— BEGIN DATASET CONTENT —
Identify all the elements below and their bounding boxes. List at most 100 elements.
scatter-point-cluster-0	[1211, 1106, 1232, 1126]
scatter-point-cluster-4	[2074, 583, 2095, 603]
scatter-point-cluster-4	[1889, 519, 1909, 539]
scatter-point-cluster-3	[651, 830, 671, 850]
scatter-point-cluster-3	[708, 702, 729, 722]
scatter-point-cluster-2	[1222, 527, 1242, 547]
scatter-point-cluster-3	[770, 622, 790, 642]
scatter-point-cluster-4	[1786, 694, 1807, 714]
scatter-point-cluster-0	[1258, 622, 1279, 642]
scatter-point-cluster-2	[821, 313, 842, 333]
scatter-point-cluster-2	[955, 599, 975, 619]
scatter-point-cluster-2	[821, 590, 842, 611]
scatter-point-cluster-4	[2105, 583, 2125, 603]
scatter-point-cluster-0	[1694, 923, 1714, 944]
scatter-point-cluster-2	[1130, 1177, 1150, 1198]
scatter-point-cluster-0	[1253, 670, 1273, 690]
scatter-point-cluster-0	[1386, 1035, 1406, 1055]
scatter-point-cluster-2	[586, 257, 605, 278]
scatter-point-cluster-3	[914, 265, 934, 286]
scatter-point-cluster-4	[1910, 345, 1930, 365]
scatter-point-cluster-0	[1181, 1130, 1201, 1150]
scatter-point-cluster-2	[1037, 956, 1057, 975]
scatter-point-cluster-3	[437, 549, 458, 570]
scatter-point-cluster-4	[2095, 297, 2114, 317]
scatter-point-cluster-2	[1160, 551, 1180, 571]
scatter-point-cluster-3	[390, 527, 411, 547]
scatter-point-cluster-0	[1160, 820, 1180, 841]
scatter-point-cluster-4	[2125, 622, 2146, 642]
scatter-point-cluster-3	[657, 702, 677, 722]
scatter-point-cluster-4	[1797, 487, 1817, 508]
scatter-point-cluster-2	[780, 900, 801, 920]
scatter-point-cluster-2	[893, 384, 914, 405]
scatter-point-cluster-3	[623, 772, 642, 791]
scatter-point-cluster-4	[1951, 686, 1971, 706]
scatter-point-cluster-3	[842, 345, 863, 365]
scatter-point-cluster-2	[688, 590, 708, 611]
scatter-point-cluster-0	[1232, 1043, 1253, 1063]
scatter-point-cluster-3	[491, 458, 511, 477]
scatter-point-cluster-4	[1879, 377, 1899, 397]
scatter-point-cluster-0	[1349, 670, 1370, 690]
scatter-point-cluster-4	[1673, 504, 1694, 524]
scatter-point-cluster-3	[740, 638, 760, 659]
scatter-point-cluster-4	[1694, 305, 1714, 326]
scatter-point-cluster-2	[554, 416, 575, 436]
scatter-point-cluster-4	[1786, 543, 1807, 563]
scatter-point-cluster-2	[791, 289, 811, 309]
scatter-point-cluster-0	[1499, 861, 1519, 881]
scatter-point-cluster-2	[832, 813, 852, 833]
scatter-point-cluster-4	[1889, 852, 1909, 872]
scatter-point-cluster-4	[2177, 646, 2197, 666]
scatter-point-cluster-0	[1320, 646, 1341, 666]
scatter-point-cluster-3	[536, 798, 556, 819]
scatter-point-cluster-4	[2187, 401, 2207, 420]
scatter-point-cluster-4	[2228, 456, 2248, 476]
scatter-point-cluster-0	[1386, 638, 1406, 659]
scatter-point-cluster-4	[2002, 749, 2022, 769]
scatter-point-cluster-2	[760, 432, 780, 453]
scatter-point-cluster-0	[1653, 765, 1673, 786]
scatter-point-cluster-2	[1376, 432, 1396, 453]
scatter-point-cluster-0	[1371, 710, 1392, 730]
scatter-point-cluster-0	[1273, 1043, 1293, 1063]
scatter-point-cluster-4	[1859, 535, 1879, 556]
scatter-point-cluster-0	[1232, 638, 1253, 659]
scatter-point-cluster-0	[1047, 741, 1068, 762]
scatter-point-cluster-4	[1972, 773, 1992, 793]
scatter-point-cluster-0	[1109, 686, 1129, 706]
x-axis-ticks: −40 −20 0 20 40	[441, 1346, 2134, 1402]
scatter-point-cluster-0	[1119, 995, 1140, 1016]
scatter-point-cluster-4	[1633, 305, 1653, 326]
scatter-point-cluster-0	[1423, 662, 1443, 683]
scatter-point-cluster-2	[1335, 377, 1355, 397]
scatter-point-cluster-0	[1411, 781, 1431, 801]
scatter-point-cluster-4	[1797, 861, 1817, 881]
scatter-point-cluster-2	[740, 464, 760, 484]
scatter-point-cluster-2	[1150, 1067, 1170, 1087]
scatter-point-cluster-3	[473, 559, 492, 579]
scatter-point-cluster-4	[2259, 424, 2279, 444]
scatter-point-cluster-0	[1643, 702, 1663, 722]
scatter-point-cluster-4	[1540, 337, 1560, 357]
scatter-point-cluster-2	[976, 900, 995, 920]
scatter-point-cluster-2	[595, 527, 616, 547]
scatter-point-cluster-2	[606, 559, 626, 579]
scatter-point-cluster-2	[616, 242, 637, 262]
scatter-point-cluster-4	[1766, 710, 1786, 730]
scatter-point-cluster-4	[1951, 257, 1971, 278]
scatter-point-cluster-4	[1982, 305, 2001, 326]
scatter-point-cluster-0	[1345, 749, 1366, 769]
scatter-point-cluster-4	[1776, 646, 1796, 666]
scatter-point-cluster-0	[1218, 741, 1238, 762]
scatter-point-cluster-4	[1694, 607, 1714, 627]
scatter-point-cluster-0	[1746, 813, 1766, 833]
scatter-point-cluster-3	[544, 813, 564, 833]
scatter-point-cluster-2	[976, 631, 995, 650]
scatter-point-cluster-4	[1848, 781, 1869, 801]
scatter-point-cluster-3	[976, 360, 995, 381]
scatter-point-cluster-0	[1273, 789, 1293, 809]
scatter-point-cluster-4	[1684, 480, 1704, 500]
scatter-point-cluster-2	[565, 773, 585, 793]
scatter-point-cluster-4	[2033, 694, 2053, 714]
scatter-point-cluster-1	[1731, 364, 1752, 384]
— END DATASET CONTENT —
# DIRECTIONS:
Reproduce the items verbatim, from the first line through the line containing "345, 1930, 365]", including both of those lines.

# OUTPUT OF THE TASK:
Identify all the elements below and their bounding boxes. List at most 100 elements.
scatter-point-cluster-0	[1211, 1106, 1232, 1126]
scatter-point-cluster-4	[2074, 583, 2095, 603]
scatter-point-cluster-4	[1889, 519, 1909, 539]
scatter-point-cluster-3	[651, 830, 671, 850]
scatter-point-cluster-3	[708, 702, 729, 722]
scatter-point-cluster-2	[1222, 527, 1242, 547]
scatter-point-cluster-3	[770, 622, 790, 642]
scatter-point-cluster-4	[1786, 694, 1807, 714]
scatter-point-cluster-0	[1258, 622, 1279, 642]
scatter-point-cluster-2	[821, 313, 842, 333]
scatter-point-cluster-2	[955, 599, 975, 619]
scatter-point-cluster-2	[821, 590, 842, 611]
scatter-point-cluster-4	[2105, 583, 2125, 603]
scatter-point-cluster-0	[1694, 923, 1714, 944]
scatter-point-cluster-2	[1130, 1177, 1150, 1198]
scatter-point-cluster-0	[1253, 670, 1273, 690]
scatter-point-cluster-0	[1386, 1035, 1406, 1055]
scatter-point-cluster-2	[586, 257, 605, 278]
scatter-point-cluster-3	[914, 265, 934, 286]
scatter-point-cluster-4	[1910, 345, 1930, 365]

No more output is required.